WHAT IS ASKED: Below is a listing; reproduce each line of it exactly.

RECORDS FOR THE TASK:
·····
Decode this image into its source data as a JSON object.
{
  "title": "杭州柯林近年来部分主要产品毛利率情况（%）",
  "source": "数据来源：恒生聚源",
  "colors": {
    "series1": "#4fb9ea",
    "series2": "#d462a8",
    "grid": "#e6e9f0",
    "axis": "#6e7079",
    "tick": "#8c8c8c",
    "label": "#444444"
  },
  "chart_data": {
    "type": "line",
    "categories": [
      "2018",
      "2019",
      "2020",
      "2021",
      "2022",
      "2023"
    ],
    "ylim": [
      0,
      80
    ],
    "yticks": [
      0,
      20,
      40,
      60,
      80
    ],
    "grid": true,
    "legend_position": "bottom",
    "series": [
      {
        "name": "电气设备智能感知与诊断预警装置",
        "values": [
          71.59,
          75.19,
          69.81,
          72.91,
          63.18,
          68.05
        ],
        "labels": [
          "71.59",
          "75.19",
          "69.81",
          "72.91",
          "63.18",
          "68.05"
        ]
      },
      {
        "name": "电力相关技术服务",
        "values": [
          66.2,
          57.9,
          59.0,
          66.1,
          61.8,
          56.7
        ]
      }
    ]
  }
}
·····
WRITTEN RESPONSE:
Decode this image into its source data as a JSON object.
{
  "title": "杭州柯林近年来部分主要产品毛利率情况（%）",
  "source": "数据来源：恒生聚源",
  "colors": {
    "series1": "#4fb9ea",
    "series2": "#d462a8",
    "grid": "#e6e9f0",
    "axis": "#6e7079",
    "tick": "#8c8c8c",
    "label": "#444444"
  },
  "chart_data": {
    "type": "line",
    "categories": [
      "2018",
      "2019",
      "2020",
      "2021",
      "2022",
      "2023"
    ],
    "ylim": [
      0,
      80
    ],
    "yticks": [
      0,
      20,
      40,
      60,
      80
    ],
    "grid": true,
    "legend_position": "bottom",
    "series": [
      {
        "name": "电气设备智能感知与诊断预警装置",
        "values": [
          71.59,
          75.19,
          69.81,
          72.91,
          63.18,
          68.05
        ],
        "labels": [
          "71.59",
          "75.19",
          "69.81",
          "72.91",
          "63.18",
          "68.05"
        ]
      },
      {
        "name": "电力相关技术服务",
        "values": [
          66.2,
          57.9,
          59.0,
          66.1,
          61.8,
          56.7
        ]
      }
    ]
  }
}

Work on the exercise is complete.